WHAT TO PRODUCE
Each record that follows is to be reproduced character for character, pictures excepted.

SOURCE INFORMATION
────────────────────
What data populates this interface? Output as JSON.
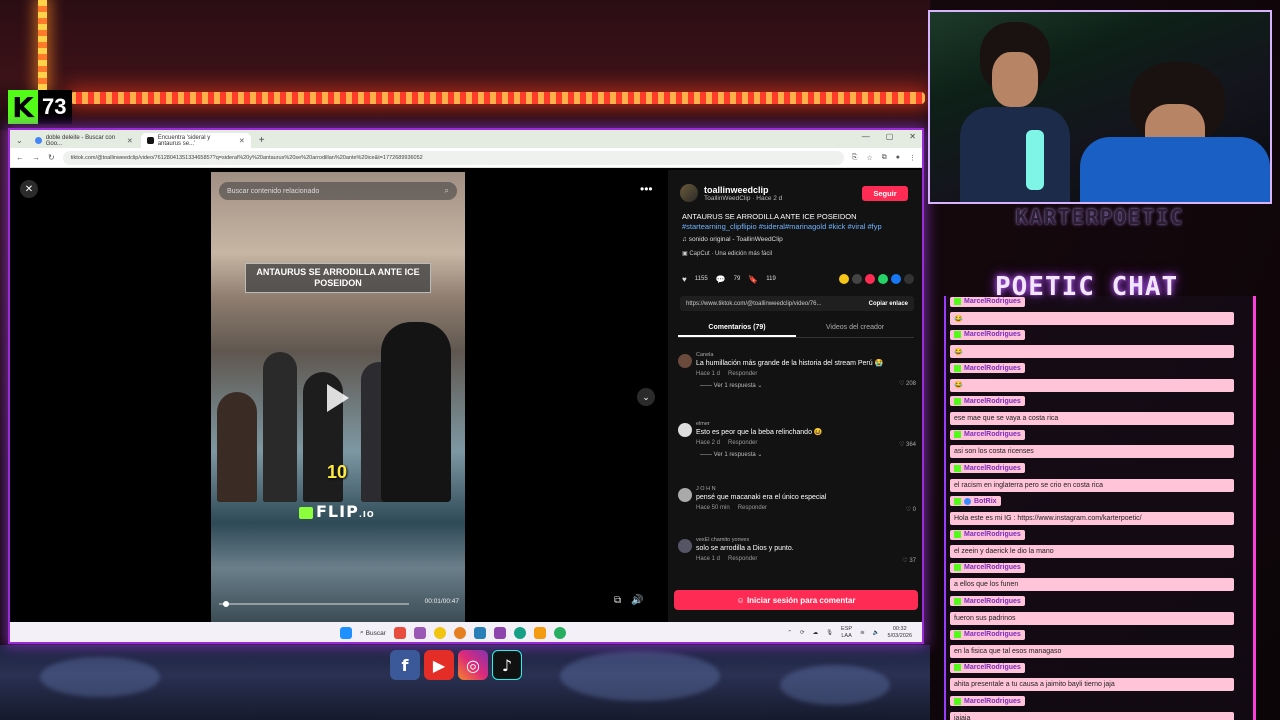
{
  "kick": {
    "viewer_count": "73"
  },
  "browser": {
    "tabs": [
      {
        "label": "doble deleite - Buscar con Goo..."
      },
      {
        "label": "Encuentra 'sideral y antaurus se...' "
      }
    ],
    "url": "tiktok.com/@toallinweedclip/video/7612804135133465857?q=sideral%20y%20antaurus%20se%20arrodillan%20ante%20ice&t=1772689936052"
  },
  "video": {
    "search_placeholder": "Buscar contenido relacionado",
    "caption": "ANTAURUS SE ARRODILLA ANTE ICE POSEIDON",
    "overlay_number": "10",
    "logo": "FLIP",
    "logo_suffix": ".IO",
    "time": "00:01/00:47",
    "progress": 0.02
  },
  "panel": {
    "author_name": "toallinweedclip",
    "author_sub": "ToallinWeedClip · Hace 2 d",
    "follow": "Seguir",
    "desc_title": "ANTAURUS SE ARRODILLA ANTE ICE POSEIDON",
    "desc_tags": "#startearning_clipflipio #sideral#marinagold #kick #viral #fyp",
    "music": "sonido original - ToallinWeedClip",
    "capcut": "CapCut · Una edición más fácil",
    "likes": "1155",
    "comments_count": "79",
    "saves": "119",
    "link": "https://www.tiktok.com/@toallinweedclip/video/76...",
    "copy_link": "Copiar enlace",
    "tab_comments": "Comentarios (79)",
    "tab_creator": "Videos del creador",
    "login": "Iniciar sesión para comentar"
  },
  "comments": [
    {
      "user": "Canela",
      "text": "La humillación más grande de la historia del stream Perú 😭",
      "time": "Hace 1 d",
      "reply": "Responder",
      "likes": "208",
      "replies": "Ver 1 respuesta"
    },
    {
      "user": "elmer",
      "text": "Esto es peor que la beba relinchando 😆",
      "time": "Hace 2 d",
      "reply": "Responder",
      "likes": "364",
      "replies": "Ver 1 respuesta"
    },
    {
      "user": "J O H N",
      "text": "pensé que macanaki era el único especial",
      "time": "Hace 50 min",
      "reply": "Responder",
      "likes": "0",
      "replies": ""
    },
    {
      "user": "vexEl chamito yonvex",
      "text": "solo se arrodilla a Dios y punto.",
      "time": "Hace 1 d",
      "reply": "Responder",
      "likes": "37",
      "replies": ""
    }
  ],
  "taskbar": {
    "search": "Buscar",
    "lang": "ESP\nLAA",
    "time": "00:32",
    "date": "5/03/2026"
  },
  "webcam": {
    "label": "KARTERPOETIC"
  },
  "chat": {
    "title": "POETIC CHAT",
    "messages": [
      {
        "user": "MarcelRodrigues",
        "text": "😂"
      },
      {
        "user": "MarcelRodrigues",
        "text": "😂"
      },
      {
        "user": "MarcelRodrigues",
        "text": "😂"
      },
      {
        "user": "MarcelRodrigues",
        "text": "ese mae que se vaya a costa rica"
      },
      {
        "user": "MarcelRodrigues",
        "text": "asi son los costa ricenses"
      },
      {
        "user": "MarcelRodrigues",
        "text": "el racism en inglaterra pero se crio en costa rica"
      },
      {
        "user": "BotRix",
        "text": "Hola este es mi IG : https://www.instagram.com/karterpoetic/"
      },
      {
        "user": "MarcelRodrigues",
        "text": "el zeein y daerick le dio la mano"
      },
      {
        "user": "MarcelRodrigues",
        "text": "a ellos que los funen"
      },
      {
        "user": "MarcelRodrigues",
        "text": "fueron sus padrinos"
      },
      {
        "user": "MarcelRodrigues",
        "text": "en la fisica que tal esos managaso"
      },
      {
        "user": "MarcelRodrigues",
        "text": "ahita presentale a tu causa a jaimito bayli tierno jaja"
      },
      {
        "user": "MarcelRodrigues",
        "text": "jajaja"
      }
    ]
  }
}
────────────────────
FINISHED TASK
What data populates this interface? Output as JSON.
{
  "kick": {
    "viewer_count": "73"
  },
  "browser": {
    "tabs": [
      {
        "label": "doble deleite - Buscar con Goo..."
      },
      {
        "label": "Encuentra 'sideral y antaurus se...' "
      }
    ],
    "url": "tiktok.com/@toallinweedclip/video/7612804135133465857?q=sideral%20y%20antaurus%20se%20arrodillan%20ante%20ice&t=1772689936052"
  },
  "video": {
    "search_placeholder": "Buscar contenido relacionado",
    "caption": "ANTAURUS SE ARRODILLA ANTE ICE POSEIDON",
    "overlay_number": "10",
    "logo": "FLIP",
    "logo_suffix": ".IO",
    "time": "00:01/00:47",
    "progress": 0.02
  },
  "panel": {
    "author_name": "toallinweedclip",
    "author_sub": "ToallinWeedClip · Hace 2 d",
    "follow": "Seguir",
    "desc_title": "ANTAURUS SE ARRODILLA ANTE ICE POSEIDON",
    "desc_tags": "#startearning_clipflipio #sideral#marinagold #kick #viral #fyp",
    "music": "sonido original - ToallinWeedClip",
    "capcut": "CapCut · Una edición más fácil",
    "likes": "1155",
    "comments_count": "79",
    "saves": "119",
    "link": "https://www.tiktok.com/@toallinweedclip/video/76...",
    "copy_link": "Copiar enlace",
    "tab_comments": "Comentarios (79)",
    "tab_creator": "Videos del creador",
    "login": "Iniciar sesión para comentar"
  },
  "comments": [
    {
      "user": "Canela",
      "text": "La humillación más grande de la historia del stream Perú 😭",
      "time": "Hace 1 d",
      "reply": "Responder",
      "likes": "208",
      "replies": "Ver 1 respuesta"
    },
    {
      "user": "elmer",
      "text": "Esto es peor que la beba relinchando 😆",
      "time": "Hace 2 d",
      "reply": "Responder",
      "likes": "364",
      "replies": "Ver 1 respuesta"
    },
    {
      "user": "J O H N",
      "text": "pensé que macanaki era el único especial",
      "time": "Hace 50 min",
      "reply": "Responder",
      "likes": "0",
      "replies": ""
    },
    {
      "user": "vexEl chamito yonvex",
      "text": "solo se arrodilla a Dios y punto.",
      "time": "Hace 1 d",
      "reply": "Responder",
      "likes": "37",
      "replies": ""
    }
  ],
  "taskbar": {
    "search": "Buscar",
    "lang": "ESP\nLAA",
    "time": "00:32",
    "date": "5/03/2026"
  },
  "webcam": {
    "label": "KARTERPOETIC"
  },
  "chat": {
    "title": "POETIC CHAT",
    "messages": [
      {
        "user": "MarcelRodrigues",
        "text": "😂"
      },
      {
        "user": "MarcelRodrigues",
        "text": "😂"
      },
      {
        "user": "MarcelRodrigues",
        "text": "😂"
      },
      {
        "user": "MarcelRodrigues",
        "text": "ese mae que se vaya a costa rica"
      },
      {
        "user": "MarcelRodrigues",
        "text": "asi son los costa ricenses"
      },
      {
        "user": "MarcelRodrigues",
        "text": "el racism en inglaterra pero se crio en costa rica"
      },
      {
        "user": "BotRix",
        "text": "Hola este es mi IG : https://www.instagram.com/karterpoetic/"
      },
      {
        "user": "MarcelRodrigues",
        "text": "el zeein y daerick le dio la mano"
      },
      {
        "user": "MarcelRodrigues",
        "text": "a ellos que los funen"
      },
      {
        "user": "MarcelRodrigues",
        "text": "fueron sus padrinos"
      },
      {
        "user": "MarcelRodrigues",
        "text": "en la fisica que tal esos managaso"
      },
      {
        "user": "MarcelRodrigues",
        "text": "ahita presentale a tu causa a jaimito bayli tierno jaja"
      },
      {
        "user": "MarcelRodrigues",
        "text": "jajaja"
      }
    ]
  }
}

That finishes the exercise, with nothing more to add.